## EXERCISE AIM
Search the records that follow and extract every line containing the string "Risk".

## GIVEN DATA
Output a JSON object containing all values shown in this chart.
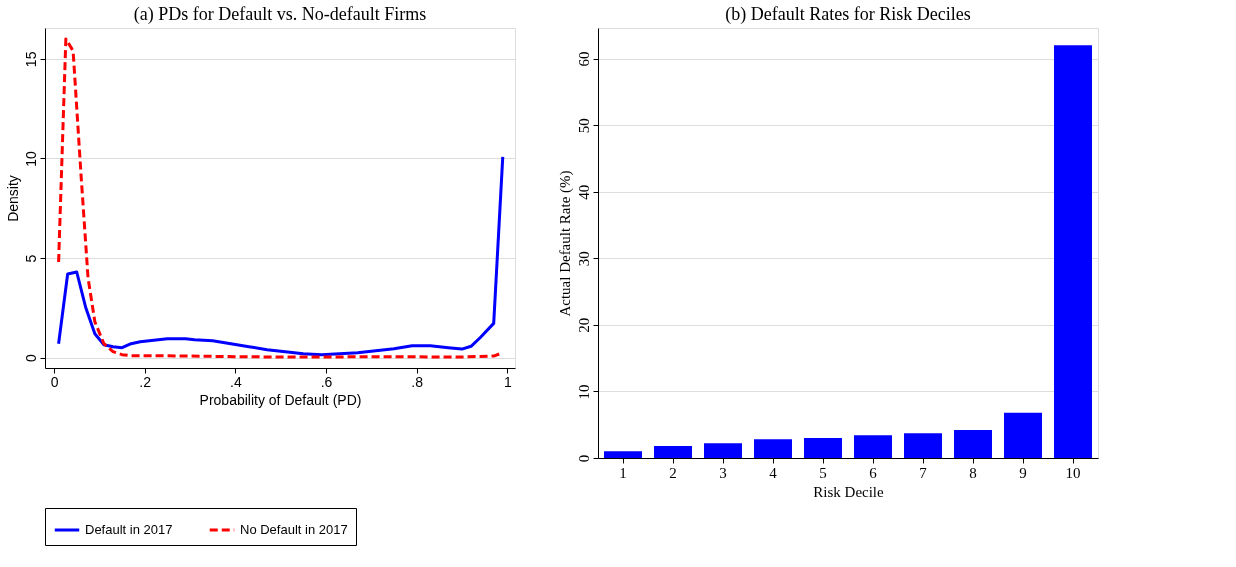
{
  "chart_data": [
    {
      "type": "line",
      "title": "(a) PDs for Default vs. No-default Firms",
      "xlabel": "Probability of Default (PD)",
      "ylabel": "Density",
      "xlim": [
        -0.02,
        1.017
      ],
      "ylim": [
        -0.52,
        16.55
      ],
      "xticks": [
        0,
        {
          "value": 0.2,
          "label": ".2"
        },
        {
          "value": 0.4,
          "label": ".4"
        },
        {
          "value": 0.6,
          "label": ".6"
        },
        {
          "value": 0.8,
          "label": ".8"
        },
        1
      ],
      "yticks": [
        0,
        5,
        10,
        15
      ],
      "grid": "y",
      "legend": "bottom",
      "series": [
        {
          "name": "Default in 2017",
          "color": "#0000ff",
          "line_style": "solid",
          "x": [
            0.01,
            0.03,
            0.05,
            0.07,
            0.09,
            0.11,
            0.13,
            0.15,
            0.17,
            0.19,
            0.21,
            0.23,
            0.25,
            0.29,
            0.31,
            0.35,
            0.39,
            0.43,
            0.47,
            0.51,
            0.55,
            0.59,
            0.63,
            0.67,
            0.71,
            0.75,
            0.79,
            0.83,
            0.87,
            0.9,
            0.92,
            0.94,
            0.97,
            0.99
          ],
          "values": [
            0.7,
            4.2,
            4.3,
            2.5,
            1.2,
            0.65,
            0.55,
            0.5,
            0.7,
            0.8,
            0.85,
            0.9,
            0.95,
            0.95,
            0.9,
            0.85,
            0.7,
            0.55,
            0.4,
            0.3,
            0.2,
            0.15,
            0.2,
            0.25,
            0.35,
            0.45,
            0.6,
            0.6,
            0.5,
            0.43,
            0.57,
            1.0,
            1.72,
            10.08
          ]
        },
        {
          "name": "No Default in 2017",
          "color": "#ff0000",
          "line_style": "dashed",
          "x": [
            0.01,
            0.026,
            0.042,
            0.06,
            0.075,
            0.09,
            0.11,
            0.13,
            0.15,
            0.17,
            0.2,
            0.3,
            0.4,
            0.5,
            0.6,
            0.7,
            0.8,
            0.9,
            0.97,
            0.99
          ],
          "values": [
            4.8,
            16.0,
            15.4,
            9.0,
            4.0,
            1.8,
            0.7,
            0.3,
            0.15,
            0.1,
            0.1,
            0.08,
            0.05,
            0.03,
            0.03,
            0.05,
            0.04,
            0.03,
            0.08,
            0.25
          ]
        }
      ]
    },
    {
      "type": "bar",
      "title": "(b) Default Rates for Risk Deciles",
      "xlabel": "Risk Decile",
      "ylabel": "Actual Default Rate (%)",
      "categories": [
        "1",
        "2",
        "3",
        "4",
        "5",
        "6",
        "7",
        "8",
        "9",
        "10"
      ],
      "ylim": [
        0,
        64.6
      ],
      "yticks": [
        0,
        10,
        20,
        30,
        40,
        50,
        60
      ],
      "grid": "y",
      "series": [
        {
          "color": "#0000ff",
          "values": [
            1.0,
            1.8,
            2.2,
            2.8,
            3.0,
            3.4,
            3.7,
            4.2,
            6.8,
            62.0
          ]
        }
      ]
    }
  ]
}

--

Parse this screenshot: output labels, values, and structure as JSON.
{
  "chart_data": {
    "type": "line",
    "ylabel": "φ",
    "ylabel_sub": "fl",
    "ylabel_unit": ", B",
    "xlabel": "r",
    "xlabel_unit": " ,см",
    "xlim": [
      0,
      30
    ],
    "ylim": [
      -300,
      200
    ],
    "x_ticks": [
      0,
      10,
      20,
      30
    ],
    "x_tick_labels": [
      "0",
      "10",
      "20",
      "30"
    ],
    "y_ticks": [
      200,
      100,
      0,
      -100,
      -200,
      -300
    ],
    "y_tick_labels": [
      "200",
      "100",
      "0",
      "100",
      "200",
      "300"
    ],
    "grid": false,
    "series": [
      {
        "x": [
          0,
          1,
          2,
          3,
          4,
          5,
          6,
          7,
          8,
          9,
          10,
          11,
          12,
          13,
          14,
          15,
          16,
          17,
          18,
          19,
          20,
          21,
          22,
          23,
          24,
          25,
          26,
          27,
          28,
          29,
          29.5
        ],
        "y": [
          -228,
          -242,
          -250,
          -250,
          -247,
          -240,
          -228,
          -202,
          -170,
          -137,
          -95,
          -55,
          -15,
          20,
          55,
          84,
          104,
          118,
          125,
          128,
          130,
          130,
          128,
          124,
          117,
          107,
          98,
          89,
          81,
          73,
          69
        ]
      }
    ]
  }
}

--

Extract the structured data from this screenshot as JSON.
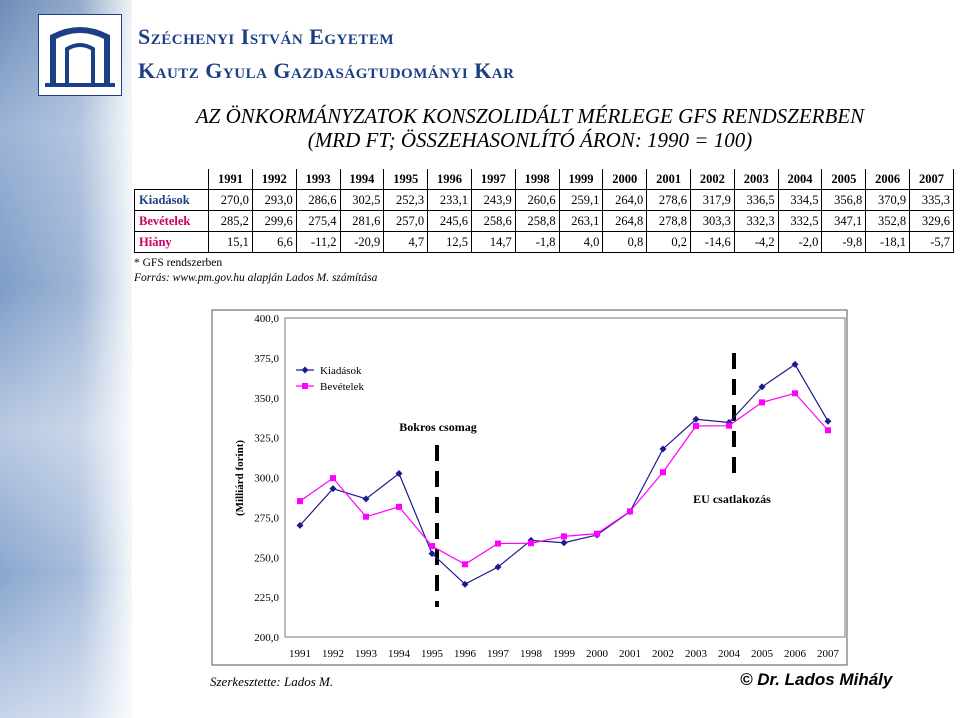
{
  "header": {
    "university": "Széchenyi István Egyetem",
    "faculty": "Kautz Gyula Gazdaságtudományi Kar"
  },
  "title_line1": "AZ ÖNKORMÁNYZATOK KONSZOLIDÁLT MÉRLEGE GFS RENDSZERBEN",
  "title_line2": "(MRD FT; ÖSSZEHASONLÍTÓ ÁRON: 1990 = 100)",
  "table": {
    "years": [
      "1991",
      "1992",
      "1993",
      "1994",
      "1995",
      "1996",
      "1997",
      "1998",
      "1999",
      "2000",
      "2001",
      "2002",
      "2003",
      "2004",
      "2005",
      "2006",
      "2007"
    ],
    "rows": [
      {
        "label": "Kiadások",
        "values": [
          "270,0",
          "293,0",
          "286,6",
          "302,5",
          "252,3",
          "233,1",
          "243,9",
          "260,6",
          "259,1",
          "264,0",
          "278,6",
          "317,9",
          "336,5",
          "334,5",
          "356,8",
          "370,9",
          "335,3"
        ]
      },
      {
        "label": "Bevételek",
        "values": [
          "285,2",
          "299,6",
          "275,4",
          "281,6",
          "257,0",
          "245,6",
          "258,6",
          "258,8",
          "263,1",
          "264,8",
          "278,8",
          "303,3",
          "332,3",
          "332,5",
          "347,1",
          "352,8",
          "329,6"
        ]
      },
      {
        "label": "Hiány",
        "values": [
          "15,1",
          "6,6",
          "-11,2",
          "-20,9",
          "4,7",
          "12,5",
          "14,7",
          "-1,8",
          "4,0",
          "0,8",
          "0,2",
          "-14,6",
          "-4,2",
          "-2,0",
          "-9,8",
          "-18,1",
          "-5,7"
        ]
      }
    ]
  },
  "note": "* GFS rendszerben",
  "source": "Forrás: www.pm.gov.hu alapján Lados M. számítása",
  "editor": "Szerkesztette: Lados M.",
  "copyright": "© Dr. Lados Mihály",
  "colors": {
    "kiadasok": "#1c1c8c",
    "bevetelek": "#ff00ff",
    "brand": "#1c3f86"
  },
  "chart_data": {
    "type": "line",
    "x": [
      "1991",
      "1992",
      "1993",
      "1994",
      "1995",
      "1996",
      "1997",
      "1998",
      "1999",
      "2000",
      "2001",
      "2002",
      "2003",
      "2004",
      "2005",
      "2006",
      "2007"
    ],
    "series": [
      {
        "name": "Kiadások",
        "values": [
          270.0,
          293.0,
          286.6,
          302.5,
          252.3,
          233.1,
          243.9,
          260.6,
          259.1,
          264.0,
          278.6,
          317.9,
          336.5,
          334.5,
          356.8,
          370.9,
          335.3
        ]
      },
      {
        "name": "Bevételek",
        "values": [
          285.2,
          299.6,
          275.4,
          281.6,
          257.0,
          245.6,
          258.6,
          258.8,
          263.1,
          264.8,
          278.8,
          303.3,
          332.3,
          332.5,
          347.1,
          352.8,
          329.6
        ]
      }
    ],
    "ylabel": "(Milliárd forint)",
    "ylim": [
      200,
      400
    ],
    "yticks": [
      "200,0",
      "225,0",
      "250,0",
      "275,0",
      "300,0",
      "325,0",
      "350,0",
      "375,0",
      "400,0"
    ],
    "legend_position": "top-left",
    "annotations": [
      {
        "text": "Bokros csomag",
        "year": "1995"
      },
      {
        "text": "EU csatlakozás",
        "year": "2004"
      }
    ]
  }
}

## SOLUTION TO THE PROBLEM
      "title": "(b) Default Rates for Risk Deciles",
      "xlabel": "Risk Decile",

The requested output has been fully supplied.